(Data extract)
- - - - - - -
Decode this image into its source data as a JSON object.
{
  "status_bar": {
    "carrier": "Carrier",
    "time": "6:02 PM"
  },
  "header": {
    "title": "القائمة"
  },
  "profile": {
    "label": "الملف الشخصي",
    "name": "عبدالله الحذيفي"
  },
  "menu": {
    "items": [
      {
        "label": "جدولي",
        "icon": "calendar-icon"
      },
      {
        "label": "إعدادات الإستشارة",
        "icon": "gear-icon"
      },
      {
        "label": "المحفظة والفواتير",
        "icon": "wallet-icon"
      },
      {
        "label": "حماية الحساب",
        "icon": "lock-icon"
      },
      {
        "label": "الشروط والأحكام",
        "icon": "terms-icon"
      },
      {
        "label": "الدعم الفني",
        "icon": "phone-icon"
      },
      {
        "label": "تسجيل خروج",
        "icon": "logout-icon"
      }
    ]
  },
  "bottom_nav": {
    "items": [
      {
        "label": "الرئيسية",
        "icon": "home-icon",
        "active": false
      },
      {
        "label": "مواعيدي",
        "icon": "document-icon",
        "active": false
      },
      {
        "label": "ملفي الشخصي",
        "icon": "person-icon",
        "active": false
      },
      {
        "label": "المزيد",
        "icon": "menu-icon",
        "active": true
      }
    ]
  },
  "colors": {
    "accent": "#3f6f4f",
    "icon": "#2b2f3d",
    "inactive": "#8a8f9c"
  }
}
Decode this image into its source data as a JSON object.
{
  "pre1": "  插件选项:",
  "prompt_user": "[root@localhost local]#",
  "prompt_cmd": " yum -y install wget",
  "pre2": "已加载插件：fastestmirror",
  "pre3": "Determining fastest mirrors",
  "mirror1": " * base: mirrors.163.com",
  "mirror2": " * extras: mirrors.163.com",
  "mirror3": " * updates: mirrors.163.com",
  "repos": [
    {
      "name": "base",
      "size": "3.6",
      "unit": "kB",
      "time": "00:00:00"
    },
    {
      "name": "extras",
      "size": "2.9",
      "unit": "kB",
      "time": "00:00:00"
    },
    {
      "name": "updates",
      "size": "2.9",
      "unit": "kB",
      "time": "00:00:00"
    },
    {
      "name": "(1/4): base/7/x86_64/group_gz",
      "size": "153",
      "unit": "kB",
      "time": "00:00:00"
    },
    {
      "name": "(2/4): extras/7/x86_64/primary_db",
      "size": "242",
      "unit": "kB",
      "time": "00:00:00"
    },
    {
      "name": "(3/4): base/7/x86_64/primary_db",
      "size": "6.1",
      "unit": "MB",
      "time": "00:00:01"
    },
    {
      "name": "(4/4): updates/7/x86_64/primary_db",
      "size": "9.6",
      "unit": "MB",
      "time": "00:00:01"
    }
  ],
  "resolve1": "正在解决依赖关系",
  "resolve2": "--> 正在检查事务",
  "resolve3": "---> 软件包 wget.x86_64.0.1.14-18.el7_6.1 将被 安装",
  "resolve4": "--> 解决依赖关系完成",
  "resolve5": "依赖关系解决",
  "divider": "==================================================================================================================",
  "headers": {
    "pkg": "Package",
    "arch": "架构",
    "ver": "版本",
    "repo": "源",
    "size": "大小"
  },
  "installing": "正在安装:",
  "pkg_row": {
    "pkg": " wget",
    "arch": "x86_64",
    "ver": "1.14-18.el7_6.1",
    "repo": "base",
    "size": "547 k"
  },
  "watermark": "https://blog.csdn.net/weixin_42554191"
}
- - - - - - -
(Stated problem) Repeat every record, exactly as written.

(Solution)
Decode this image into its source data as a JSON object.
{
  "status_bar": {
    "carrier": "Carrier",
    "time": "6:02 PM"
  },
  "header": {
    "title": "القائمة"
  },
  "profile": {
    "label": "الملف الشخصي",
    "name": "عبدالله الحذيفي"
  },
  "menu": {
    "items": [
      {
        "label": "جدولي",
        "icon": "calendar-icon"
      },
      {
        "label": "إعدادات الإستشارة",
        "icon": "gear-icon"
      },
      {
        "label": "المحفظة والفواتير",
        "icon": "wallet-icon"
      },
      {
        "label": "حماية الحساب",
        "icon": "lock-icon"
      },
      {
        "label": "الشروط والأحكام",
        "icon": "terms-icon"
      },
      {
        "label": "الدعم الفني",
        "icon": "phone-icon"
      },
      {
        "label": "تسجيل خروج",
        "icon": "logout-icon"
      }
    ]
  },
  "bottom_nav": {
    "items": [
      {
        "label": "الرئيسية",
        "icon": "home-icon",
        "active": false
      },
      {
        "label": "مواعيدي",
        "icon": "document-icon",
        "active": false
      },
      {
        "label": "ملفي الشخصي",
        "icon": "person-icon",
        "active": false
      },
      {
        "label": "المزيد",
        "icon": "menu-icon",
        "active": true
      }
    ]
  },
  "colors": {
    "accent": "#3f6f4f",
    "icon": "#2b2f3d",
    "inactive": "#8a8f9c"
  }
}
Decode this image into its source data as a JSON object.
{
  "pre1": "  插件选项:",
  "prompt_user": "[root@localhost local]#",
  "prompt_cmd": " yum -y install wget",
  "pre2": "已加载插件：fastestmirror",
  "pre3": "Determining fastest mirrors",
  "mirror1": " * base: mirrors.163.com",
  "mirror2": " * extras: mirrors.163.com",
  "mirror3": " * updates: mirrors.163.com",
  "repos": [
    {
      "name": "base",
      "size": "3.6",
      "unit": "kB",
      "time": "00:00:00"
    },
    {
      "name": "extras",
      "size": "2.9",
      "unit": "kB",
      "time": "00:00:00"
    },
    {
      "name": "updates",
      "size": "2.9",
      "unit": "kB",
      "time": "00:00:00"
    },
    {
      "name": "(1/4): base/7/x86_64/group_gz",
      "size": "153",
      "unit": "kB",
      "time": "00:00:00"
    },
    {
      "name": "(2/4): extras/7/x86_64/primary_db",
      "size": "242",
      "unit": "kB",
      "time": "00:00:00"
    },
    {
      "name": "(3/4): base/7/x86_64/primary_db",
      "size": "6.1",
      "unit": "MB",
      "time": "00:00:01"
    },
    {
      "name": "(4/4): updates/7/x86_64/primary_db",
      "size": "9.6",
      "unit": "MB",
      "time": "00:00:01"
    }
  ],
  "resolve1": "正在解决依赖关系",
  "resolve2": "--> 正在检查事务",
  "resolve3": "---> 软件包 wget.x86_64.0.1.14-18.el7_6.1 将被 安装",
  "resolve4": "--> 解决依赖关系完成",
  "resolve5": "依赖关系解决",
  "divider": "==================================================================================================================",
  "headers": {
    "pkg": "Package",
    "arch": "架构",
    "ver": "版本",
    "repo": "源",
    "size": "大小"
  },
  "installing": "正在安装:",
  "pkg_row": {
    "pkg": " wget",
    "arch": "x86_64",
    "ver": "1.14-18.el7_6.1",
    "repo": "base",
    "size": "547 k"
  },
  "watermark": "https://blog.csdn.net/weixin_42554191"
}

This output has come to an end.